• **Exercise task**: Records follow. Copy every line with "quam".

— begin Material supplied —

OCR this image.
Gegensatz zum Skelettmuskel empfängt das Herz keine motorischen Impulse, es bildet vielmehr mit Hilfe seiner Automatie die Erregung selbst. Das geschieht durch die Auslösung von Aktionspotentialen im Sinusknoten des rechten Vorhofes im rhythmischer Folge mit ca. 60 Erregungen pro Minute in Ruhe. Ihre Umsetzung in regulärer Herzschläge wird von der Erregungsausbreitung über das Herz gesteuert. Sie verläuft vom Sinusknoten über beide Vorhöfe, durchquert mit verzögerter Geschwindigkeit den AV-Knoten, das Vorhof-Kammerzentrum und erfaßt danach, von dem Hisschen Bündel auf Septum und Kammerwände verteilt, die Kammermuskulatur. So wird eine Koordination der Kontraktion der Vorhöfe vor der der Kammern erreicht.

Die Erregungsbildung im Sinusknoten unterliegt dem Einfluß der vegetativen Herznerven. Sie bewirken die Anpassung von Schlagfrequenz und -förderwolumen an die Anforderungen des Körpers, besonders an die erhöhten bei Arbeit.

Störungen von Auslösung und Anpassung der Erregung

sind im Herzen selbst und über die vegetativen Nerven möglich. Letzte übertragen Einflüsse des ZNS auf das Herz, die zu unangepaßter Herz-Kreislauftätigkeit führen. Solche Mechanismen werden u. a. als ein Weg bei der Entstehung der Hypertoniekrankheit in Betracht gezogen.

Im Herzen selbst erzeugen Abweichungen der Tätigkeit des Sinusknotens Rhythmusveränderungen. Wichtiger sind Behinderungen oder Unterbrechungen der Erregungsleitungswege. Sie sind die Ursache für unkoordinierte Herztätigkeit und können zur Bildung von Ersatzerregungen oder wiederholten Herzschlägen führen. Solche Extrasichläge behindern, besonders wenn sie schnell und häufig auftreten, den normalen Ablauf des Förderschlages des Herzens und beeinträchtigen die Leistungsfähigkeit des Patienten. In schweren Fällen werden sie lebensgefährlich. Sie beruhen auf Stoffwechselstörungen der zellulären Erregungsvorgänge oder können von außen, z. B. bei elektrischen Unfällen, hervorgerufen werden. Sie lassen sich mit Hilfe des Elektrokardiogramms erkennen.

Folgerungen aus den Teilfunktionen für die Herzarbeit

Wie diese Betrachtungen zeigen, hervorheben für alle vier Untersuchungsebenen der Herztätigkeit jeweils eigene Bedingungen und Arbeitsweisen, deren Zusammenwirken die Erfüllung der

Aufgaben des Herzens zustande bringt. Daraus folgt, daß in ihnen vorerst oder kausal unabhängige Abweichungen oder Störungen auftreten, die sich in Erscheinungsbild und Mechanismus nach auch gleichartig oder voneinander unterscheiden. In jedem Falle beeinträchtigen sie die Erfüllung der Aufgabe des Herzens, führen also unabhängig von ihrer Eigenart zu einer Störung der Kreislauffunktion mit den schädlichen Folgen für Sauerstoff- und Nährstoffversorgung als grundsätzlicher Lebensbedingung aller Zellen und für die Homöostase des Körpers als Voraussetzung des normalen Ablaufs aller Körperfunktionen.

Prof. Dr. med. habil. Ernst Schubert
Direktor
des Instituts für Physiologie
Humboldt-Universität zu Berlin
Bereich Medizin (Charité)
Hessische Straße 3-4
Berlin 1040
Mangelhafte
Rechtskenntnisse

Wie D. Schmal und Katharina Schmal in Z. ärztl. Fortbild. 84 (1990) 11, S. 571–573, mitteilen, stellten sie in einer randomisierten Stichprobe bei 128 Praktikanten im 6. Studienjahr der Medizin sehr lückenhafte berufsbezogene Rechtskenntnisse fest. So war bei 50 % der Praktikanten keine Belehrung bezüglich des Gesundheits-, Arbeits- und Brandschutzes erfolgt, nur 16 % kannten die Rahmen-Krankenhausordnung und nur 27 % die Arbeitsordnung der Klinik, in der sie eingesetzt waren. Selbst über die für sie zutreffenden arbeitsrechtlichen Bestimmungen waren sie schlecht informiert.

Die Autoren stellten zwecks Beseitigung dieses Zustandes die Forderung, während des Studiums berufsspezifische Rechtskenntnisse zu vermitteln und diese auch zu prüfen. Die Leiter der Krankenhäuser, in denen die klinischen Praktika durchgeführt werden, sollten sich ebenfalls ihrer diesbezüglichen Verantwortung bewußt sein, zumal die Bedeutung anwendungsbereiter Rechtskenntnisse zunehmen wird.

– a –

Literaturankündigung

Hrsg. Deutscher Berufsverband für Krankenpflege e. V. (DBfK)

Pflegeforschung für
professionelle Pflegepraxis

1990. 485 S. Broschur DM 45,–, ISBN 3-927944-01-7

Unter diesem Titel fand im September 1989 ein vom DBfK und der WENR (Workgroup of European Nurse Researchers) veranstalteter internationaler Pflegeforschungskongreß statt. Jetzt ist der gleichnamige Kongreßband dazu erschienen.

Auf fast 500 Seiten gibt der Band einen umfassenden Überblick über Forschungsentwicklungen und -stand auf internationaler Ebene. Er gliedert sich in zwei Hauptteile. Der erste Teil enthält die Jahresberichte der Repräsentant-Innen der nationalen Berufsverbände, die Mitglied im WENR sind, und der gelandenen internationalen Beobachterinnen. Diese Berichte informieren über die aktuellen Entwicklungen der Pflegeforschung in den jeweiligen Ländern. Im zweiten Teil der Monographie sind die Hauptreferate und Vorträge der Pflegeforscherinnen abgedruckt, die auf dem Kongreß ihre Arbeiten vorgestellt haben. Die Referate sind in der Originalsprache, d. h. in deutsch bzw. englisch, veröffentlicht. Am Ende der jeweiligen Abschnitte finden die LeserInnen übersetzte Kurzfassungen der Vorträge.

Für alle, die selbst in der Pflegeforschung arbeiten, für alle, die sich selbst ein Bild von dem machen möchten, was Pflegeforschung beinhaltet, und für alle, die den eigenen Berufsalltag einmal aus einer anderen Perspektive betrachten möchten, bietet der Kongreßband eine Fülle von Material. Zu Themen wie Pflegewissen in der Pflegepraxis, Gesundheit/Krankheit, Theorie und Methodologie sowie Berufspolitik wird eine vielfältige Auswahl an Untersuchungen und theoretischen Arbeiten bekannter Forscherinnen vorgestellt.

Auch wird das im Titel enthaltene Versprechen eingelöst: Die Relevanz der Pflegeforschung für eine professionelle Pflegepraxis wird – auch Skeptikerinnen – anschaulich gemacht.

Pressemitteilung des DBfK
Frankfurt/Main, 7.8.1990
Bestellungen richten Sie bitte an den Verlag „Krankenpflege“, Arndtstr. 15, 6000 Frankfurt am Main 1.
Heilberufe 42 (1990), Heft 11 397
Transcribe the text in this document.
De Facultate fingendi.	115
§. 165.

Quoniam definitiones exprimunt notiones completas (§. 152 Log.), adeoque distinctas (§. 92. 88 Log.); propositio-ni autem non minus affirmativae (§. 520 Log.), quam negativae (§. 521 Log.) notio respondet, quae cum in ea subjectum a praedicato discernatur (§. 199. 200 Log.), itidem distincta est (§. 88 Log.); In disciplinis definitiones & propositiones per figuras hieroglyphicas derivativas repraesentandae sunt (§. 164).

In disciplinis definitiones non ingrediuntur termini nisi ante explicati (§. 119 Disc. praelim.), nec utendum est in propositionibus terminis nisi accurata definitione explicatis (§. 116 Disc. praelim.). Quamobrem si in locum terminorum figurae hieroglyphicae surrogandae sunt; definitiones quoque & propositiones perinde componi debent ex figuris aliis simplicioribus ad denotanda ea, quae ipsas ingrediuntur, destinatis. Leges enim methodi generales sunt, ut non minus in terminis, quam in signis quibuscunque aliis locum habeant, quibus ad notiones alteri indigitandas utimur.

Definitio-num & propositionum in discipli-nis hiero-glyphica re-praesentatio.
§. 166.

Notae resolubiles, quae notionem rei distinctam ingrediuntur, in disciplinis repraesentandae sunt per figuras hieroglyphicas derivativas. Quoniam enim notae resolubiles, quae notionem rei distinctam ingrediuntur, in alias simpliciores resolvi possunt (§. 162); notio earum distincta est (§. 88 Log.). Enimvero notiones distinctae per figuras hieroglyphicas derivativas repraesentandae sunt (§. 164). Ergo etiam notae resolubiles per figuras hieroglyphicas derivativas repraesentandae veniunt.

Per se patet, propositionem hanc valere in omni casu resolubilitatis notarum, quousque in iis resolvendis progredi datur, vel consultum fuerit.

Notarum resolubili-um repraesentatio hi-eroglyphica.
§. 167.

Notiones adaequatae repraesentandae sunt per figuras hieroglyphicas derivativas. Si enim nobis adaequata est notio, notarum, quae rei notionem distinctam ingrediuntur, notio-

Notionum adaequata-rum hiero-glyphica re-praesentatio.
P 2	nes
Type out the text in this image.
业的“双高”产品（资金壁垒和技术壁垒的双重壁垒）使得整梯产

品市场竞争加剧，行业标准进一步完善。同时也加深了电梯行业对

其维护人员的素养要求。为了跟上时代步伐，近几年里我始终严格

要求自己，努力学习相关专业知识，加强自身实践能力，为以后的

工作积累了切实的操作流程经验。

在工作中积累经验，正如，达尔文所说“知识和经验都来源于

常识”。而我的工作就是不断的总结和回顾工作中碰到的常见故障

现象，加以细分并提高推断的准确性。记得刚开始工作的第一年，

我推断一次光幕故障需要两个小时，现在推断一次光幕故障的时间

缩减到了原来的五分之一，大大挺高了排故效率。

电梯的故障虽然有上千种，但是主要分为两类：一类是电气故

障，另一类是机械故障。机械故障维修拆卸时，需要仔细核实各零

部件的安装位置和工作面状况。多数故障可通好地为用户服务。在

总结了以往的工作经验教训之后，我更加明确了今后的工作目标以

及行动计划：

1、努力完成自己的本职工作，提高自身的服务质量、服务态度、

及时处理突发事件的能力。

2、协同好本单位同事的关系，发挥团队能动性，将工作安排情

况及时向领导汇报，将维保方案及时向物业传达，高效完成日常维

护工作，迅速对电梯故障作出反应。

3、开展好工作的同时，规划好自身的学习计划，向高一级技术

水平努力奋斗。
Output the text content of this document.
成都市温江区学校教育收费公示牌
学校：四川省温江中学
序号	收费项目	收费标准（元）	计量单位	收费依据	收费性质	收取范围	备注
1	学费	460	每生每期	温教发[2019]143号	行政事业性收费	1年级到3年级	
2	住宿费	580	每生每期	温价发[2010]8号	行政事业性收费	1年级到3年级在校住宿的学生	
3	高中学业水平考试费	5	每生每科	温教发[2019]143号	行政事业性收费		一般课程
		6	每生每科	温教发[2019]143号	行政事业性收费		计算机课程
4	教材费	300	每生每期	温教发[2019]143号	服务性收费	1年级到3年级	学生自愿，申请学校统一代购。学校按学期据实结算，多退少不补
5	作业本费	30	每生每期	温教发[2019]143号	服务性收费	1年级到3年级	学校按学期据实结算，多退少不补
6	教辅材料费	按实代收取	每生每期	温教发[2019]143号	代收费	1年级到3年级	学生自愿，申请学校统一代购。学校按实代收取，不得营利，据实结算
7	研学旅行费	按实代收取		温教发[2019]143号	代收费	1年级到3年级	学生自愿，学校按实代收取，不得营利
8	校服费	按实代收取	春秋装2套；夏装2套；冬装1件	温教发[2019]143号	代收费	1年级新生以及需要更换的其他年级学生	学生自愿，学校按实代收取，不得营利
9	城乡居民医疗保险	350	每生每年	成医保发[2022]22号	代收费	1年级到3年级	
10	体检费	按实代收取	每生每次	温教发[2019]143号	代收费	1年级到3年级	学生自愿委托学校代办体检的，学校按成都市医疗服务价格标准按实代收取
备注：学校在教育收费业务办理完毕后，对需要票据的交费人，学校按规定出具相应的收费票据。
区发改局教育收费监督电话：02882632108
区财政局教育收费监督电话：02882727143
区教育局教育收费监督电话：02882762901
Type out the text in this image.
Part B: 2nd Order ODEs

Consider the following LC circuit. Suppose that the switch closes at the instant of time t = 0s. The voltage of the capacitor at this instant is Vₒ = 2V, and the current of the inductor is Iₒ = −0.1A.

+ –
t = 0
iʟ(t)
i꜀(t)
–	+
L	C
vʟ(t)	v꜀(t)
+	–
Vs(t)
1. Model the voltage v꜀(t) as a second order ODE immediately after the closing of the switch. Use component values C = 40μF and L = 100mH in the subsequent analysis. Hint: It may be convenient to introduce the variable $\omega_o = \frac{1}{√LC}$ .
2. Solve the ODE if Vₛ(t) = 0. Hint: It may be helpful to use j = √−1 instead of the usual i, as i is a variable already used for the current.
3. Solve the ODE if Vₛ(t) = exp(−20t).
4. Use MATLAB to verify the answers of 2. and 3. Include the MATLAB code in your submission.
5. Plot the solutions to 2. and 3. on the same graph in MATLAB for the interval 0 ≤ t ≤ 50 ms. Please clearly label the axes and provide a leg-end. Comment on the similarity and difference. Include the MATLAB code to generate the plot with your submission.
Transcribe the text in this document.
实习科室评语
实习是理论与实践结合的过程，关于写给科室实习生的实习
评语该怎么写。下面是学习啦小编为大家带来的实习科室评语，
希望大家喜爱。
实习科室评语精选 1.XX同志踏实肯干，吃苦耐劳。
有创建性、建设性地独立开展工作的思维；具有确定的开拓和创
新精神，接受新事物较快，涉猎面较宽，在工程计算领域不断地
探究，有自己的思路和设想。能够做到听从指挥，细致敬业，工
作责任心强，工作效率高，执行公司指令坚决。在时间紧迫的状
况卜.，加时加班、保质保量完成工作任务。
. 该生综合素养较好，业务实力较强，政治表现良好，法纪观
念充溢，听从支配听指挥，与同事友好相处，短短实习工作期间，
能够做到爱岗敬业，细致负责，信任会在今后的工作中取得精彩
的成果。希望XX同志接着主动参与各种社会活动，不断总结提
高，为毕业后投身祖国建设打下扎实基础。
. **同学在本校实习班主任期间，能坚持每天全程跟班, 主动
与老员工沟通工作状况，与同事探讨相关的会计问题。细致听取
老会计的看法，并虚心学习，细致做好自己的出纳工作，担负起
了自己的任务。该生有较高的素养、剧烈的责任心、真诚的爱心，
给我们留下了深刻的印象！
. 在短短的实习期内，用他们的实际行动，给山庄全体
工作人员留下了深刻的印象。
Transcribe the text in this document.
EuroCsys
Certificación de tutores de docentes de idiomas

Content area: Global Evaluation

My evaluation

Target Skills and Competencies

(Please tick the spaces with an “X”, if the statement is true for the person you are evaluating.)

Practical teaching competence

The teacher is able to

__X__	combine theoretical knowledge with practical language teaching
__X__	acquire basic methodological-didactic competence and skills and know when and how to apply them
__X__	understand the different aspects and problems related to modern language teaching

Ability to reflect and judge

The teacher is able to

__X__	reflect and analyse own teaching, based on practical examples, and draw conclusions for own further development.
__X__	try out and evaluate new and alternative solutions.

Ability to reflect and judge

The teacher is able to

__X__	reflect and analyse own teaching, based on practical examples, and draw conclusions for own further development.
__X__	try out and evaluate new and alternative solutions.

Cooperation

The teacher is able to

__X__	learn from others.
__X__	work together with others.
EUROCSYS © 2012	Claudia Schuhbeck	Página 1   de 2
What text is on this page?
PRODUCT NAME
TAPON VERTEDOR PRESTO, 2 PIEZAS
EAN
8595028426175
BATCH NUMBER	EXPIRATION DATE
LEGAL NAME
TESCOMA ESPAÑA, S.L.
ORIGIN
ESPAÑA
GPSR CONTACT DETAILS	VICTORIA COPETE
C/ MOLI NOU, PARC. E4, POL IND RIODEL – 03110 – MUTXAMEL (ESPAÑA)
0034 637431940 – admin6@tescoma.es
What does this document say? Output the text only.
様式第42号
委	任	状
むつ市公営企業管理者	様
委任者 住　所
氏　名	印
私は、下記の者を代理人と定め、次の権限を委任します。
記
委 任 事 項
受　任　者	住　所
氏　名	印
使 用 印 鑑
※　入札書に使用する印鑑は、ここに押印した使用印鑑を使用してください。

— end Material supplied —

• **Exercise answer**:
Quoniam definitiones exprimunt notiones completas (§. 152 Log.), adeoque distinctas (§. 92. 88 Log.); propositio-ni autem non minus affirmativae (§. 520 Log.), quam negativae (§. 521 Log.) notio respondet, quae cum in ea subjectum a praedicato discernatur (§. 199. 200 Log.), itidem distincta est (§. 88 Log.); In disciplinis definitiones & propositiones per figuras hieroglyphicas derivativas repraesentandae sunt (§. 164).
In disciplinis definitiones non ingrediuntur termini nisi ante explicati (§. 119 Disc. praelim.), nec utendum est in propositionibus terminis nisi accurata definitione explicatis (§. 116 Disc. praelim.). Quamobrem si in locum terminorum figurae hieroglyphicae surrogandae sunt; definitiones quoque & propositiones perinde componi debent ex figuris aliis simplicioribus ad denotanda ea, quae ipsas ingrediuntur, destinatis. Leges enim methodi generales sunt, ut non minus in terminis, quam in signis quibuscunque aliis locum habeant, quibus ad notiones alteri indigitandas utimur.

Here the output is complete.